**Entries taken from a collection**
* START *

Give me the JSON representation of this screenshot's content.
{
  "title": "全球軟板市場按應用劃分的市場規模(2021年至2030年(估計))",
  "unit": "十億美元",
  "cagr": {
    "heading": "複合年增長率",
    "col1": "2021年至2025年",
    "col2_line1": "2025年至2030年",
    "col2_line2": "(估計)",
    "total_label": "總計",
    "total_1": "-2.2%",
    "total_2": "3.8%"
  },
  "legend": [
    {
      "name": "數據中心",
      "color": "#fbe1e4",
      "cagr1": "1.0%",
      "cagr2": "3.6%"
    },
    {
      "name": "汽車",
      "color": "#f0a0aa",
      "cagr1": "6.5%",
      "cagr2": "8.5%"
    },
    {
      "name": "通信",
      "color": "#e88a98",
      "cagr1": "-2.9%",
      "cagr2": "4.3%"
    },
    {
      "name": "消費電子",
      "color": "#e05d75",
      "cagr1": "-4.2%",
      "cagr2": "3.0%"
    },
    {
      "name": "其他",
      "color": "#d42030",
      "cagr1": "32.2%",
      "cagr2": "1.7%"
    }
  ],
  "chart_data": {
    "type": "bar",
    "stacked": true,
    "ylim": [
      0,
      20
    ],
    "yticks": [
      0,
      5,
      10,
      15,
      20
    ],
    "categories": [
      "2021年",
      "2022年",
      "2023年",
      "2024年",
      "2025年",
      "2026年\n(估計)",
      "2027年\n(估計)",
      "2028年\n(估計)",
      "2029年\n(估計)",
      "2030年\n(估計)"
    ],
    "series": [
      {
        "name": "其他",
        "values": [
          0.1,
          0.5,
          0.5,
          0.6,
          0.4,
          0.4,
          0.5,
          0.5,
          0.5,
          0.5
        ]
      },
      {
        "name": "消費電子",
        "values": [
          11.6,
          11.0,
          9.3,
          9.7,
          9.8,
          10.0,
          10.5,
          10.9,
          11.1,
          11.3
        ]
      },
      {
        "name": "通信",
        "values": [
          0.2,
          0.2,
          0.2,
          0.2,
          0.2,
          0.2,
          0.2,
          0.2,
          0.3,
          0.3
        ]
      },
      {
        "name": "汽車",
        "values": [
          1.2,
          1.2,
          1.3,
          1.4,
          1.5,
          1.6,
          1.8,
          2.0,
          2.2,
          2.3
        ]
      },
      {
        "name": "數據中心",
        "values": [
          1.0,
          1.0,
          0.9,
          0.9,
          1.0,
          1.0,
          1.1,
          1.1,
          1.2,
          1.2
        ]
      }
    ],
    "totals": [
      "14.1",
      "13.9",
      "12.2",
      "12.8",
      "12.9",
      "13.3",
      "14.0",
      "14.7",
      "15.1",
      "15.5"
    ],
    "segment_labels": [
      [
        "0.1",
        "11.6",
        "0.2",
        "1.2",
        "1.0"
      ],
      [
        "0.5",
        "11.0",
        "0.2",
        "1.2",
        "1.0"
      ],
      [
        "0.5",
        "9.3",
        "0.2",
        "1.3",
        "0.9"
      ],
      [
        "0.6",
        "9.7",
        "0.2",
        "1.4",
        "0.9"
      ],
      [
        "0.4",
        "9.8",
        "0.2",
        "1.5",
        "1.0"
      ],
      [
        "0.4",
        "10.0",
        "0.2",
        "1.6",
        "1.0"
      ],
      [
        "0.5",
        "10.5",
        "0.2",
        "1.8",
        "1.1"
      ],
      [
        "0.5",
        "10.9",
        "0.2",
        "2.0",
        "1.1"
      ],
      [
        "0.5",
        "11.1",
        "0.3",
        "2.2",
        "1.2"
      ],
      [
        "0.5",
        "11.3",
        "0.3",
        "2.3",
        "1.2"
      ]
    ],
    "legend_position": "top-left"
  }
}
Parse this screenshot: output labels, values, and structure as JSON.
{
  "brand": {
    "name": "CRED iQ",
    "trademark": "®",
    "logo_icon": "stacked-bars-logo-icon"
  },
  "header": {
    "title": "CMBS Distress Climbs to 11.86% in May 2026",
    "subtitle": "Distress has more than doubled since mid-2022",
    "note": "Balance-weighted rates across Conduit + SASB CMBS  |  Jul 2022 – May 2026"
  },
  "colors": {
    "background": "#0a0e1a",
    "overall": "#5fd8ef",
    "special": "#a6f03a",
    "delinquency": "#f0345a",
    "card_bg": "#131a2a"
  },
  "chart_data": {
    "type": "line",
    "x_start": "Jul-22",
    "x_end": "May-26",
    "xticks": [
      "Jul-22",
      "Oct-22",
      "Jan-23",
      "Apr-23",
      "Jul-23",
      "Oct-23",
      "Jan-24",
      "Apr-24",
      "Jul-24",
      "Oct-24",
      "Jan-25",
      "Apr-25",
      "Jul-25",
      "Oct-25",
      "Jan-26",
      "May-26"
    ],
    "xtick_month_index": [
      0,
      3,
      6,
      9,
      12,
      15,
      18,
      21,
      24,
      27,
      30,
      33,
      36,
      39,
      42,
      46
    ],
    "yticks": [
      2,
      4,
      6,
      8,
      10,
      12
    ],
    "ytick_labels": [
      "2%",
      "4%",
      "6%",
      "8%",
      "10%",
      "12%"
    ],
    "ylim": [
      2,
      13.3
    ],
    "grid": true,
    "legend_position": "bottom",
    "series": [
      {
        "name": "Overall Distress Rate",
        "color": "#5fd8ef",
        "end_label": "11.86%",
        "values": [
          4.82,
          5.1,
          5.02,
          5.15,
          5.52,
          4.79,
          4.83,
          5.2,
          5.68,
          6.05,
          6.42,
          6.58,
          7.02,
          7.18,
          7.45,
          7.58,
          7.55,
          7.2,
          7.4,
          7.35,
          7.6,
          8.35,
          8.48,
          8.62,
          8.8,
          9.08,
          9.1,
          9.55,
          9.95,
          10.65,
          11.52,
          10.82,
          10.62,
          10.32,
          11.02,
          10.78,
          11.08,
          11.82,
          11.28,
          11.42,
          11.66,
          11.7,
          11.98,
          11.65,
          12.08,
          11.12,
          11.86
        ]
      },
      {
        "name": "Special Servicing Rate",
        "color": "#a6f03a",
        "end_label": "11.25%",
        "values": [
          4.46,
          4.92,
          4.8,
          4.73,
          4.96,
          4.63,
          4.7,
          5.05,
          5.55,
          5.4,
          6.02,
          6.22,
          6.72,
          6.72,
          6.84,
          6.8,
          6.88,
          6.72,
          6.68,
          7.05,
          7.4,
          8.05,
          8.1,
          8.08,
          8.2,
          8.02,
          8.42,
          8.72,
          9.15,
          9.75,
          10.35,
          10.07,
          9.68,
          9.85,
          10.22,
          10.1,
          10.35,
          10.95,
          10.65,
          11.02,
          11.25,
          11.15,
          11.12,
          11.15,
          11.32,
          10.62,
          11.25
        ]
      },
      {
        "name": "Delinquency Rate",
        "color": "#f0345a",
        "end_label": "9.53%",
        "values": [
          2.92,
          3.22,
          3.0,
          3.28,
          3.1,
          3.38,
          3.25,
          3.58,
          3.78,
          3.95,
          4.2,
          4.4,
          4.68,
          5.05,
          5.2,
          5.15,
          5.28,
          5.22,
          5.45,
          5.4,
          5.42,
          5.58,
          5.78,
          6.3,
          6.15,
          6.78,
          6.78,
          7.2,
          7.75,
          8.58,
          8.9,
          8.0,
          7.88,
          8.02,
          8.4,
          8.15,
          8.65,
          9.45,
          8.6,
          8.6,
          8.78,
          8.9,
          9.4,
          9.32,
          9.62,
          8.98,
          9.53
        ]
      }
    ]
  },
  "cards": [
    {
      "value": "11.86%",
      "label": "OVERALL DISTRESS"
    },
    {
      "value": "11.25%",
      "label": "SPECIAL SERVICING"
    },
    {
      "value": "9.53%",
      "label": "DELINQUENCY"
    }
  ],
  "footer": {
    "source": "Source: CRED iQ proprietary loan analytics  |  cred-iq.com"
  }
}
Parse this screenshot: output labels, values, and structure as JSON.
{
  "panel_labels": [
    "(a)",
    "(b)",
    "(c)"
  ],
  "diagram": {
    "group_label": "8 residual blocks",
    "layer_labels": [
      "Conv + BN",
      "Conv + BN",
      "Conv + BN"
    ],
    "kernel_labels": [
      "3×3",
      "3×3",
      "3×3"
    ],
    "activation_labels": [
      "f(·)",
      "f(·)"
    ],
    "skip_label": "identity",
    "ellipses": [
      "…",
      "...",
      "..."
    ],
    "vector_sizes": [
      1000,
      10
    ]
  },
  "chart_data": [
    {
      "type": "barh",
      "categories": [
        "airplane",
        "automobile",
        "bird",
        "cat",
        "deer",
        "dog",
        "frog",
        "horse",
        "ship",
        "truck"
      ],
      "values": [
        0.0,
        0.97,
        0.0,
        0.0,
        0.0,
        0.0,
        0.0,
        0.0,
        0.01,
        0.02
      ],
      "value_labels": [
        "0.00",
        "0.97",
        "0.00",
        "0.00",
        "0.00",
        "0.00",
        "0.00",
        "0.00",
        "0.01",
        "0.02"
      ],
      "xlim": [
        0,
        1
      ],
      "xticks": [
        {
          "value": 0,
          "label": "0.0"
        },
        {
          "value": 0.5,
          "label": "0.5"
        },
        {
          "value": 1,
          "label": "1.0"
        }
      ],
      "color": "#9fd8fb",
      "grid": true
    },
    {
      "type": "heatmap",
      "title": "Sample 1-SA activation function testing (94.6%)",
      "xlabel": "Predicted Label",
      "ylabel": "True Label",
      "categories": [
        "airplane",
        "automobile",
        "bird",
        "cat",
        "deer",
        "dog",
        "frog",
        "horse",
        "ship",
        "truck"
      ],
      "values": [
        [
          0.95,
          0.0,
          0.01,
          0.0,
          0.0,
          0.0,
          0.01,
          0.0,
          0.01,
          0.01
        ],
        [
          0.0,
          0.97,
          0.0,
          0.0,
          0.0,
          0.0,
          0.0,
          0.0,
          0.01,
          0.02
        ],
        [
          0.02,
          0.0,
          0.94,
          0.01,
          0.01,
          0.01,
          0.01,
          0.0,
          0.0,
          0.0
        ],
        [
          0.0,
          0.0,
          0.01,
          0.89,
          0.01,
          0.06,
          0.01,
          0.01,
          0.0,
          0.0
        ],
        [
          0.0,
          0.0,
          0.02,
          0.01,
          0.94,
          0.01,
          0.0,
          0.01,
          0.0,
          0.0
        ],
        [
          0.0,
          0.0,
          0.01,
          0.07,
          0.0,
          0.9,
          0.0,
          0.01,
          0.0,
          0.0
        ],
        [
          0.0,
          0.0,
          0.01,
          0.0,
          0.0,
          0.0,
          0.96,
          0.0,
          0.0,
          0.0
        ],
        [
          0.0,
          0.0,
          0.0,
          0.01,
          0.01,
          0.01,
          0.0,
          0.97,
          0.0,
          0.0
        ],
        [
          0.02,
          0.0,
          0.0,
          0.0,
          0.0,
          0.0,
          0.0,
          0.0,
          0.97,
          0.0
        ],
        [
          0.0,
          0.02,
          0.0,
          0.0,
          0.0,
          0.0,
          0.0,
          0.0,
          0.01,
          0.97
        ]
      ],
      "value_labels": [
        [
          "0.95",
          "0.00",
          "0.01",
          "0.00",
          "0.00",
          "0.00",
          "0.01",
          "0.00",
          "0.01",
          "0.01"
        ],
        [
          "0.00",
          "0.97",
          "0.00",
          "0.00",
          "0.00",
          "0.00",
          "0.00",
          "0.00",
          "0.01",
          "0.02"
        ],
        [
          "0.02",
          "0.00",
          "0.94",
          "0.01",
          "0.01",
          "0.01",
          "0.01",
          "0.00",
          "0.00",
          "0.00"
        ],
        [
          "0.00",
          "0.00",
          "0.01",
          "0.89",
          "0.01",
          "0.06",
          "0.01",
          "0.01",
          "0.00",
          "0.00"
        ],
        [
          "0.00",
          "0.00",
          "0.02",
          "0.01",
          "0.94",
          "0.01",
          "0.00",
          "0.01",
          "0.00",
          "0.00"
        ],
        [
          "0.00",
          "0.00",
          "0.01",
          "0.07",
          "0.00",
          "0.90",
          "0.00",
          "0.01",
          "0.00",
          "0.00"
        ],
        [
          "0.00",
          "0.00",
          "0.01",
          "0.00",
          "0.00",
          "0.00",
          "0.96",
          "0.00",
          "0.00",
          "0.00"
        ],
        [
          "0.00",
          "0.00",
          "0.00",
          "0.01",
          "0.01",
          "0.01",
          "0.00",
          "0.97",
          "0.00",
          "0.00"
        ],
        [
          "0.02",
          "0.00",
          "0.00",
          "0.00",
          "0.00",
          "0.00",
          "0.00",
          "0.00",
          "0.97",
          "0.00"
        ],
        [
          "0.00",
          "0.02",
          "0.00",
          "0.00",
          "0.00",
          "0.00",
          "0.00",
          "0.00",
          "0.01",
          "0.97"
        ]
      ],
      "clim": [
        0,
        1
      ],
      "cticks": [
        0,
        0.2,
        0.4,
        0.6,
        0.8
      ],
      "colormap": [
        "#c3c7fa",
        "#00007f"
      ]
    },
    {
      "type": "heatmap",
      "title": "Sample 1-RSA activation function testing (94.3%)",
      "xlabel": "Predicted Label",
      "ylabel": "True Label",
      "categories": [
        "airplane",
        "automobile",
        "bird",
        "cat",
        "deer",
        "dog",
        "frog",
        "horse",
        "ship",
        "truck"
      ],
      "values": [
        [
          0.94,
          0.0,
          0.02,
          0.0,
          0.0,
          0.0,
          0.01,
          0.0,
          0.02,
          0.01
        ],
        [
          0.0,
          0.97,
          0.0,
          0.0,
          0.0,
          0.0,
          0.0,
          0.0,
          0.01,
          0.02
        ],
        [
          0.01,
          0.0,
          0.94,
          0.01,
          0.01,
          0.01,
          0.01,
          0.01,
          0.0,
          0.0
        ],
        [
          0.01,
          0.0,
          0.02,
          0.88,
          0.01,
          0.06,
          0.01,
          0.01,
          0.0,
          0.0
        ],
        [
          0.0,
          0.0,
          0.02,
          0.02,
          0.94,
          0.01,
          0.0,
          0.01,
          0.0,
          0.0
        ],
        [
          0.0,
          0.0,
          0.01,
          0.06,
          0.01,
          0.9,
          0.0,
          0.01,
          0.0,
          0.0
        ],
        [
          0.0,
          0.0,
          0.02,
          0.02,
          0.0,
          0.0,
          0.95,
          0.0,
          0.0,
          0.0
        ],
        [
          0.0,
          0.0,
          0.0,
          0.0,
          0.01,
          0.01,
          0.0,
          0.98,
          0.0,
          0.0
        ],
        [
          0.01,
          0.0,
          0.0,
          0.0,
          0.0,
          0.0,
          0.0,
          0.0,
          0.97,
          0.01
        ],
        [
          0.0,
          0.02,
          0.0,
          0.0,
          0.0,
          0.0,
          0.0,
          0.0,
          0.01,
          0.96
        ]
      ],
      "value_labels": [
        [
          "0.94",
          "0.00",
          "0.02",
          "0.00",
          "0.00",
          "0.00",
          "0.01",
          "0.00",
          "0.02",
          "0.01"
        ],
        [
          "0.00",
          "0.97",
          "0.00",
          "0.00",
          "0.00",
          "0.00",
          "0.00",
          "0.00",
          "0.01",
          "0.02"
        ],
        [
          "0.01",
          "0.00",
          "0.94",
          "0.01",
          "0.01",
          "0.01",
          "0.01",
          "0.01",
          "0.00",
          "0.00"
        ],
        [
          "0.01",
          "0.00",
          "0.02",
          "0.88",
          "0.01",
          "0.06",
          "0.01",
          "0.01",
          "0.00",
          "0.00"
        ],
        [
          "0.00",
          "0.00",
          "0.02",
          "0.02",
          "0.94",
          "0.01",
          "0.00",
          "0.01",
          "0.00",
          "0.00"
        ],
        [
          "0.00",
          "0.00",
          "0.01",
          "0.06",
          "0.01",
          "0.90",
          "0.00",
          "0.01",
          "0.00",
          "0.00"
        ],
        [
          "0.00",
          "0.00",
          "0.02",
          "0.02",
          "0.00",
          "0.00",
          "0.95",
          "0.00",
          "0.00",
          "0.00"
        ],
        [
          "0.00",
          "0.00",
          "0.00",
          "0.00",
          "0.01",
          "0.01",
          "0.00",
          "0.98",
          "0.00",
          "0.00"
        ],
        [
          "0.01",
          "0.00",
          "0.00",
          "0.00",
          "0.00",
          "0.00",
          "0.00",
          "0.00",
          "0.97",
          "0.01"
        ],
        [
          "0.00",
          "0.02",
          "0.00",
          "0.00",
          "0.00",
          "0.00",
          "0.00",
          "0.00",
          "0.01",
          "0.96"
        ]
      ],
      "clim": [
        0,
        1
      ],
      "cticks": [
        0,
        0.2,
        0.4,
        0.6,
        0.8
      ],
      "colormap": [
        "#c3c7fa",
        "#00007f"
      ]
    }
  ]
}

* END *

**DESCRIPTION OF THE TASK**
Across the entries, how many lines hold the word "function"? Say only the number.

**PROBLEM SOLUTION**
2